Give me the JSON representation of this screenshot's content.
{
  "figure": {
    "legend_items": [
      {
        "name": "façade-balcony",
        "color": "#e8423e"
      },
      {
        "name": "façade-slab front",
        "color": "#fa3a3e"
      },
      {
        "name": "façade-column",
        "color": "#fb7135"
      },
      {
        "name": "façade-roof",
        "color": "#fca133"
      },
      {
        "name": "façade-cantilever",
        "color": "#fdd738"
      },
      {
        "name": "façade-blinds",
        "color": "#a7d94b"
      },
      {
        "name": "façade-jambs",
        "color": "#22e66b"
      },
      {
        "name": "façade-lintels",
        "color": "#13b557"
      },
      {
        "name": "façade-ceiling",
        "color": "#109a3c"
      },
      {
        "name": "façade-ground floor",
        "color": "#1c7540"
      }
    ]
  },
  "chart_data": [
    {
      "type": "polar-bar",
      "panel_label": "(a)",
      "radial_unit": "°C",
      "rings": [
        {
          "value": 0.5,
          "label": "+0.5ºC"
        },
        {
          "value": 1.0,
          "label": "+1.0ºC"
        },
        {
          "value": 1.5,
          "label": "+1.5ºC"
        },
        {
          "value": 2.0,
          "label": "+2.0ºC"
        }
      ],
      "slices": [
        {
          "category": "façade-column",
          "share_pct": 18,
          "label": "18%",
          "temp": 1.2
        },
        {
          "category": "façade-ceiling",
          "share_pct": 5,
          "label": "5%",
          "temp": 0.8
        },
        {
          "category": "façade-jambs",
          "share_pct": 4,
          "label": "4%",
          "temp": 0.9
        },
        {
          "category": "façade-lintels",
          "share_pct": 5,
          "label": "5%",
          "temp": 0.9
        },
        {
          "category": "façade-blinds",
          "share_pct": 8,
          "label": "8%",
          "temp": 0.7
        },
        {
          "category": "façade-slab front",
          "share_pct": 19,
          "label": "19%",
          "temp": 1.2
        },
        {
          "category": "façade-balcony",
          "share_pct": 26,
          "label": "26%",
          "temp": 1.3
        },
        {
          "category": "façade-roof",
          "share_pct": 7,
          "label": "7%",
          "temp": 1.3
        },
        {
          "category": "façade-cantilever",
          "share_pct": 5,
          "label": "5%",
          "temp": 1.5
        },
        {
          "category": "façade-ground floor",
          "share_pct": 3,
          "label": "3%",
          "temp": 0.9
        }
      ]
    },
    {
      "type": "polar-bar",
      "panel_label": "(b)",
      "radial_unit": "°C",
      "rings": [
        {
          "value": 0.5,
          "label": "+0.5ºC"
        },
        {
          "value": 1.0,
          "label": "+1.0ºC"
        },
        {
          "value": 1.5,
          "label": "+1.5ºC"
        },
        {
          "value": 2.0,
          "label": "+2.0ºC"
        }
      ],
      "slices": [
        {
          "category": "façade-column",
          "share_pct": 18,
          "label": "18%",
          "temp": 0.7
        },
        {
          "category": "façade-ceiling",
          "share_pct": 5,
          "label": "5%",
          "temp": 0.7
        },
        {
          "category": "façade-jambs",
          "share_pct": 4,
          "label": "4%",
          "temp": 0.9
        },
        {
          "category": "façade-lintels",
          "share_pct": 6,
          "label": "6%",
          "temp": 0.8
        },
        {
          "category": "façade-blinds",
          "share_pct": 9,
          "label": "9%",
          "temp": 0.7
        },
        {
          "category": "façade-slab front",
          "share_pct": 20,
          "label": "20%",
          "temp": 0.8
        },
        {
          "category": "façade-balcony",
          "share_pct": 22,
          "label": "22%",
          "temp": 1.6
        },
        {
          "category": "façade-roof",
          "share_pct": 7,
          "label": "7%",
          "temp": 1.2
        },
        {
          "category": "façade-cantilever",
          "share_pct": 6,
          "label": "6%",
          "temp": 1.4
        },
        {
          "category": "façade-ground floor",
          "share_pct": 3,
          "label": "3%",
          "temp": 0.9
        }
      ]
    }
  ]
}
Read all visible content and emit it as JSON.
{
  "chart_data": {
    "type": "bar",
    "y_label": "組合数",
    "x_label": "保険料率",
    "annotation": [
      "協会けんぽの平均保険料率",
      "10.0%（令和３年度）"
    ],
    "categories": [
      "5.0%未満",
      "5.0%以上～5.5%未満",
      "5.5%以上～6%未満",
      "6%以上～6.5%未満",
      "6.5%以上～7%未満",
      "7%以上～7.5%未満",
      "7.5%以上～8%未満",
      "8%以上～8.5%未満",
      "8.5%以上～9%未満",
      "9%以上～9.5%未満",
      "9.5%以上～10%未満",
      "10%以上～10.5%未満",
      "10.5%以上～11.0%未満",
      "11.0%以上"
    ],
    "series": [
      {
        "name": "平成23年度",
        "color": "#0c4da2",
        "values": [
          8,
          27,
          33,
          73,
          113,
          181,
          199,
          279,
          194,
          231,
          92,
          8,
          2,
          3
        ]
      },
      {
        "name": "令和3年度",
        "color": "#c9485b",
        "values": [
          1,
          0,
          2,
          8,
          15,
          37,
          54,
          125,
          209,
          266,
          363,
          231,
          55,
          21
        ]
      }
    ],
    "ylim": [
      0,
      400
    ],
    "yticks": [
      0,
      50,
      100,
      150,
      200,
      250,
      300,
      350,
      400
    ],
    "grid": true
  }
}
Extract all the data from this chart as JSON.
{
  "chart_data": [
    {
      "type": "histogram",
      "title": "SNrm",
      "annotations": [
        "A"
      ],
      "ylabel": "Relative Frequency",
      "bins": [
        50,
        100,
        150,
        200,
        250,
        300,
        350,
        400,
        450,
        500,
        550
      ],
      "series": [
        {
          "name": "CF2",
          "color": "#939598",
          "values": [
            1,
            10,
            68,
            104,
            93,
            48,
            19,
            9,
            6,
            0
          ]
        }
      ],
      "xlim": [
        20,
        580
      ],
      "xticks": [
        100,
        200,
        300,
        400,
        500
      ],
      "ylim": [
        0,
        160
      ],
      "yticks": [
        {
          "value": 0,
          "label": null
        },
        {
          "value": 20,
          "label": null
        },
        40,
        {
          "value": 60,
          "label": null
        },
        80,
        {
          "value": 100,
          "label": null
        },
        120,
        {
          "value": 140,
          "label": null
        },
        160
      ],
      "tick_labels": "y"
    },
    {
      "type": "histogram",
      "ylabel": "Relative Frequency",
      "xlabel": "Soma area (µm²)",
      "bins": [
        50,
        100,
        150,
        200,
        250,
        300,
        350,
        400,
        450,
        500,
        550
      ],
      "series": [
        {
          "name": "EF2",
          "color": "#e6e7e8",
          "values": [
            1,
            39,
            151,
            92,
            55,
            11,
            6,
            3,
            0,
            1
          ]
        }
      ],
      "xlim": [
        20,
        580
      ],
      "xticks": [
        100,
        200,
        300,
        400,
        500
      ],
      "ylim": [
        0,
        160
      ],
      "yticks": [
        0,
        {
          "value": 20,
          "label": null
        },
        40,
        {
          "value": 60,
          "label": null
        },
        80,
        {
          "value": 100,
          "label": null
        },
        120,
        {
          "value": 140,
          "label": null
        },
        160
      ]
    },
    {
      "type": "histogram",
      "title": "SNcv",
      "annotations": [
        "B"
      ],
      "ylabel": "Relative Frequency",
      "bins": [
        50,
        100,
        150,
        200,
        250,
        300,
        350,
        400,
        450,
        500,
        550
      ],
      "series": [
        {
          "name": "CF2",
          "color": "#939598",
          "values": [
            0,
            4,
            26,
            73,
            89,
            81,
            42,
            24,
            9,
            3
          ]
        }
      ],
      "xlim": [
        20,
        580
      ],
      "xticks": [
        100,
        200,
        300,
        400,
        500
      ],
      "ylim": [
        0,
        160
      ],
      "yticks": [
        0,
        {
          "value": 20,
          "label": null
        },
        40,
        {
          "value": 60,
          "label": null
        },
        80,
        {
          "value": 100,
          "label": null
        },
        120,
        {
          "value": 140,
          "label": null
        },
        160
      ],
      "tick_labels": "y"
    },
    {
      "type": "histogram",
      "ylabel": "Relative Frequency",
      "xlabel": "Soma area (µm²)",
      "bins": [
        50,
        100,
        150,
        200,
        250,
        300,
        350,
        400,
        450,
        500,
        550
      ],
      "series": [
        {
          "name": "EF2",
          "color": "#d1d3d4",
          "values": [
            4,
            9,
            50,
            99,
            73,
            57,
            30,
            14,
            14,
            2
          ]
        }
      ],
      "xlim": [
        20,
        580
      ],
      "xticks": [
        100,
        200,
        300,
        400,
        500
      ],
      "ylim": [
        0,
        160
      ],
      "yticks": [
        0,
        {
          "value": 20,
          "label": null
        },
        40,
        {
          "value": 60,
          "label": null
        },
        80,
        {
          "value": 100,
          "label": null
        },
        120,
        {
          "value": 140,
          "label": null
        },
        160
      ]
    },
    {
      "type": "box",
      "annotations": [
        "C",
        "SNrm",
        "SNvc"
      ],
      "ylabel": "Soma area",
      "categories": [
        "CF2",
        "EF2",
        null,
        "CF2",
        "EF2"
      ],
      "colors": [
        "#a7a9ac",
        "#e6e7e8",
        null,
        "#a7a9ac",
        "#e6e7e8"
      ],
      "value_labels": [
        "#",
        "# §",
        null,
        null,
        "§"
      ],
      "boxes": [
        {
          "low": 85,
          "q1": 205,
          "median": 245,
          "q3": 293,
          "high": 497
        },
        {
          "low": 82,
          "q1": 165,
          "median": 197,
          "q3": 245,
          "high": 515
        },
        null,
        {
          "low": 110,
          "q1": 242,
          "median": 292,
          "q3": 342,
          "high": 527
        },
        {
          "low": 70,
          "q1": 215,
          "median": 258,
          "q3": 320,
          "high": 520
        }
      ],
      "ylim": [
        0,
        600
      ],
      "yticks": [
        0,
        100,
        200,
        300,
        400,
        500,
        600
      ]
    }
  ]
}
------------------------------------------------
▶ _Task goal_:
Read through the entries and copy every line that includes "median".

▶ _Exercise result_:
          "median": 245,
          "median": 197,
          "median": 292,
          "median": 258,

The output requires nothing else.